[YOUR TASK]
Set down each record below precisely, skipping the pictures.

[Records from a collection]
-- START --
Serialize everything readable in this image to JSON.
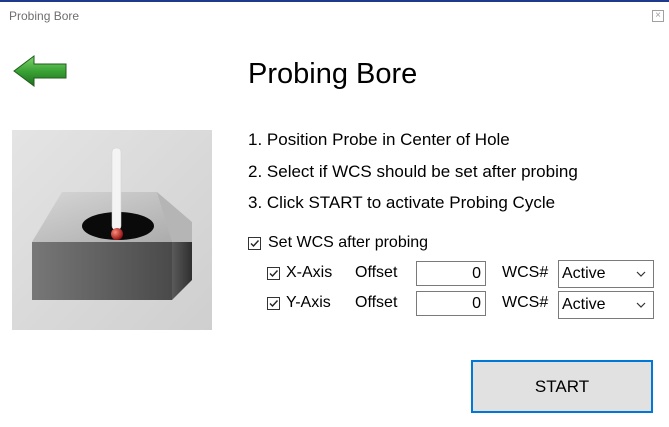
{
  "window": {
    "title": "Probing Bore",
    "close_glyph": "×"
  },
  "icons": {
    "back": "green-left-arrow-icon",
    "close": "close-icon"
  },
  "colors": {
    "title_accent": "#1f3a8a",
    "arrow_green": "#3aa335",
    "button_border": "#0078d7",
    "button_bg": "#e1e1e1"
  },
  "main": {
    "heading": "Probing Bore",
    "steps": [
      "1. Position Probe in Center of Hole",
      "2. Select if WCS should be set after probing",
      "3. Click START to activate Probing Cycle"
    ]
  },
  "options": {
    "set_wcs_label": "Set WCS after probing",
    "set_wcs_checked": true,
    "axes": [
      {
        "label": "X-Axis",
        "checked": true,
        "offset_label": "Offset",
        "offset_value": "0",
        "wcs_label": "WCS#",
        "wcs_value": "Active"
      },
      {
        "label": "Y-Axis",
        "checked": true,
        "offset_label": "Offset",
        "offset_value": "0",
        "wcs_label": "WCS#",
        "wcs_value": "Active"
      }
    ]
  },
  "actions": {
    "start_label": "START"
  }
}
-- END --
[ANSWER TO THE TASK]
Serialize everything readable in this image to JSON.
{
  "window": {
    "title": "Probing Bore",
    "close_glyph": "×"
  },
  "icons": {
    "back": "green-left-arrow-icon",
    "close": "close-icon"
  },
  "colors": {
    "title_accent": "#1f3a8a",
    "arrow_green": "#3aa335",
    "button_border": "#0078d7",
    "button_bg": "#e1e1e1"
  },
  "main": {
    "heading": "Probing Bore",
    "steps": [
      "1. Position Probe in Center of Hole",
      "2. Select if WCS should be set after probing",
      "3. Click START to activate Probing Cycle"
    ]
  },
  "options": {
    "set_wcs_label": "Set WCS after probing",
    "set_wcs_checked": true,
    "axes": [
      {
        "label": "X-Axis",
        "checked": true,
        "offset_label": "Offset",
        "offset_value": "0",
        "wcs_label": "WCS#",
        "wcs_value": "Active"
      },
      {
        "label": "Y-Axis",
        "checked": true,
        "offset_label": "Offset",
        "offset_value": "0",
        "wcs_label": "WCS#",
        "wcs_value": "Active"
      }
    ]
  },
  "actions": {
    "start_label": "START"
  }
}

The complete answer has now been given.